>> Start

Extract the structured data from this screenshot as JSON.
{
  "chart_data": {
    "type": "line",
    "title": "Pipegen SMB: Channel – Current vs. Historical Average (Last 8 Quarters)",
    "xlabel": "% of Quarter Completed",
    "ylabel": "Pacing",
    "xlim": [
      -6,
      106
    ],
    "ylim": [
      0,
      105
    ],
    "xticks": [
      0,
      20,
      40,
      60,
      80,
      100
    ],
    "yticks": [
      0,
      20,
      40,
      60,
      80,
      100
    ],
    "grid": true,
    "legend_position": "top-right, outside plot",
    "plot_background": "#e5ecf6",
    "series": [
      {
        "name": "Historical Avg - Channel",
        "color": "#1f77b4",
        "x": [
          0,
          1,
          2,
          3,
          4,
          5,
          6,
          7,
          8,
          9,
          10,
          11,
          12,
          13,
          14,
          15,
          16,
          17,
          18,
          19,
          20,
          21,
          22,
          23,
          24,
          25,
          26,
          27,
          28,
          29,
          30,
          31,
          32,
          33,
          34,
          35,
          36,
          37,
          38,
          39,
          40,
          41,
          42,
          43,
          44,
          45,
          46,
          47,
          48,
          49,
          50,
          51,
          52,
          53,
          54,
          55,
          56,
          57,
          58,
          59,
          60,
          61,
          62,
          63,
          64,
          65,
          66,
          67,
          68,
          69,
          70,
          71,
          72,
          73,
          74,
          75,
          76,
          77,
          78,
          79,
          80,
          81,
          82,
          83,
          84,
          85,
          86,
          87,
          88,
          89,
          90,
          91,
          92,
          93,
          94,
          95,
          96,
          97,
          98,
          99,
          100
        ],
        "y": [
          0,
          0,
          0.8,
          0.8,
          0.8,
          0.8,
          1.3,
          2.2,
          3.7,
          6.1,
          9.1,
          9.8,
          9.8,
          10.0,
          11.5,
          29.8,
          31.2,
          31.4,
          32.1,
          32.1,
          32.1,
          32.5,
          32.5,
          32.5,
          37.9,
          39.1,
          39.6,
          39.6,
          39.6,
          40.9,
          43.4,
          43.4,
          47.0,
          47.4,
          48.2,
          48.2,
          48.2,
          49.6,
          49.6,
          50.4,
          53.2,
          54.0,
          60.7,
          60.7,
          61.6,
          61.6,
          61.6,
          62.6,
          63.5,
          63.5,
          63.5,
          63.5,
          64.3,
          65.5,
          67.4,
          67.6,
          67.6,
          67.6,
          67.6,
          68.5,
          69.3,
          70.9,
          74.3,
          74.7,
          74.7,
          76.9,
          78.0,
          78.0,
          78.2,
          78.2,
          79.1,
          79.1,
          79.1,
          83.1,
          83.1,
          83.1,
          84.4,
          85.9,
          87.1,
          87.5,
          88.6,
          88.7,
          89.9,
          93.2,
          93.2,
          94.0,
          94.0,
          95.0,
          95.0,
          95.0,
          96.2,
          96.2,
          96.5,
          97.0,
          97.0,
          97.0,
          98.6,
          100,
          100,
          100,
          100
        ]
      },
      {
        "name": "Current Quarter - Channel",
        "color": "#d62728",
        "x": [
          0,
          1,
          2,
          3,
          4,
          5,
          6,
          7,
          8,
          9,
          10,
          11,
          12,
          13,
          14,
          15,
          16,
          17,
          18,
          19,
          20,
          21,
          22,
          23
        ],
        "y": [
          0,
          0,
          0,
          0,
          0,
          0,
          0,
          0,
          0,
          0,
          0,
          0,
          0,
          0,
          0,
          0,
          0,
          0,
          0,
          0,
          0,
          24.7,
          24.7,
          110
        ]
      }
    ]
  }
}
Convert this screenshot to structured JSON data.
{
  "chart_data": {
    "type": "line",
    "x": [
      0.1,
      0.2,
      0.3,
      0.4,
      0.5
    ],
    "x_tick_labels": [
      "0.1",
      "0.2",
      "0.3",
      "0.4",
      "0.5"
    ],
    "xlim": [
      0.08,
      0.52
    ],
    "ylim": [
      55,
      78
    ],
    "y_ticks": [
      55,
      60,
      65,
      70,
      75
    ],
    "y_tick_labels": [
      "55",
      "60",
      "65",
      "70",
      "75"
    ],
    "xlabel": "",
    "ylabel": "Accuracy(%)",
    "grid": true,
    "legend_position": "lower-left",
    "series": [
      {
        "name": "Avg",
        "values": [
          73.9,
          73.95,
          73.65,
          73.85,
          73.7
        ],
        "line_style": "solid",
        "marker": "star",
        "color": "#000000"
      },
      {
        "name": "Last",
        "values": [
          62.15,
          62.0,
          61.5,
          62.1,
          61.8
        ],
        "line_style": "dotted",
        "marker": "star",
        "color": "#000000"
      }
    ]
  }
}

>> End

TASK TO CARRY OUT :: Retype the material above, line by line, exactly.

THE OUTPUT ::
Extract the structured data from this screenshot as JSON.
{
  "chart_data": {
    "type": "line",
    "title": "Pipegen SMB: Channel – Current vs. Historical Average (Last 8 Quarters)",
    "xlabel": "% of Quarter Completed",
    "ylabel": "Pacing",
    "xlim": [
      -6,
      106
    ],
    "ylim": [
      0,
      105
    ],
    "xticks": [
      0,
      20,
      40,
      60,
      80,
      100
    ],
    "yticks": [
      0,
      20,
      40,
      60,
      80,
      100
    ],
    "grid": true,
    "legend_position": "top-right, outside plot",
    "plot_background": "#e5ecf6",
    "series": [
      {
        "name": "Historical Avg - Channel",
        "color": "#1f77b4",
        "x": [
          0,
          1,
          2,
          3,
          4,
          5,
          6,
          7,
          8,
          9,
          10,
          11,
          12,
          13,
          14,
          15,
          16,
          17,
          18,
          19,
          20,
          21,
          22,
          23,
          24,
          25,
          26,
          27,
          28,
          29,
          30,
          31,
          32,
          33,
          34,
          35,
          36,
          37,
          38,
          39,
          40,
          41,
          42,
          43,
          44,
          45,
          46,
          47,
          48,
          49,
          50,
          51,
          52,
          53,
          54,
          55,
          56,
          57,
          58,
          59,
          60,
          61,
          62,
          63,
          64,
          65,
          66,
          67,
          68,
          69,
          70,
          71,
          72,
          73,
          74,
          75,
          76,
          77,
          78,
          79,
          80,
          81,
          82,
          83,
          84,
          85,
          86,
          87,
          88,
          89,
          90,
          91,
          92,
          93,
          94,
          95,
          96,
          97,
          98,
          99,
          100
        ],
        "y": [
          0,
          0,
          0.8,
          0.8,
          0.8,
          0.8,
          1.3,
          2.2,
          3.7,
          6.1,
          9.1,
          9.8,
          9.8,
          10.0,
          11.5,
          29.8,
          31.2,
          31.4,
          32.1,
          32.1,
          32.1,
          32.5,
          32.5,
          32.5,
          37.9,
          39.1,
          39.6,
          39.6,
          39.6,
          40.9,
          43.4,
          43.4,
          47.0,
          47.4,
          48.2,
          48.2,
          48.2,
          49.6,
          49.6,
          50.4,
          53.2,
          54.0,
          60.7,
          60.7,
          61.6,
          61.6,
          61.6,
          62.6,
          63.5,
          63.5,
          63.5,
          63.5,
          64.3,
          65.5,
          67.4,
          67.6,
          67.6,
          67.6,
          67.6,
          68.5,
          69.3,
          70.9,
          74.3,
          74.7,
          74.7,
          76.9,
          78.0,
          78.0,
          78.2,
          78.2,
          79.1,
          79.1,
          79.1,
          83.1,
          83.1,
          83.1,
          84.4,
          85.9,
          87.1,
          87.5,
          88.6,
          88.7,
          89.9,
          93.2,
          93.2,
          94.0,
          94.0,
          95.0,
          95.0,
          95.0,
          96.2,
          96.2,
          96.5,
          97.0,
          97.0,
          97.0,
          98.6,
          100,
          100,
          100,
          100
        ]
      },
      {
        "name": "Current Quarter - Channel",
        "color": "#d62728",
        "x": [
          0,
          1,
          2,
          3,
          4,
          5,
          6,
          7,
          8,
          9,
          10,
          11,
          12,
          13,
          14,
          15,
          16,
          17,
          18,
          19,
          20,
          21,
          22,
          23
        ],
        "y": [
          0,
          0,
          0,
          0,
          0,
          0,
          0,
          0,
          0,
          0,
          0,
          0,
          0,
          0,
          0,
          0,
          0,
          0,
          0,
          0,
          0,
          24.7,
          24.7,
          110
        ]
      }
    ]
  }
}
Convert this screenshot to structured JSON data.
{
  "chart_data": {
    "type": "line",
    "x": [
      0.1,
      0.2,
      0.3,
      0.4,
      0.5
    ],
    "x_tick_labels": [
      "0.1",
      "0.2",
      "0.3",
      "0.4",
      "0.5"
    ],
    "xlim": [
      0.08,
      0.52
    ],
    "ylim": [
      55,
      78
    ],
    "y_ticks": [
      55,
      60,
      65,
      70,
      75
    ],
    "y_tick_labels": [
      "55",
      "60",
      "65",
      "70",
      "75"
    ],
    "xlabel": "",
    "ylabel": "Accuracy(%)",
    "grid": true,
    "legend_position": "lower-left",
    "series": [
      {
        "name": "Avg",
        "values": [
          73.9,
          73.95,
          73.65,
          73.85,
          73.7
        ],
        "line_style": "solid",
        "marker": "star",
        "color": "#000000"
      },
      {
        "name": "Last",
        "values": [
          62.15,
          62.0,
          61.5,
          62.1,
          61.8
        ],
        "line_style": "dotted",
        "marker": "star",
        "color": "#000000"
      }
    ]
  }
}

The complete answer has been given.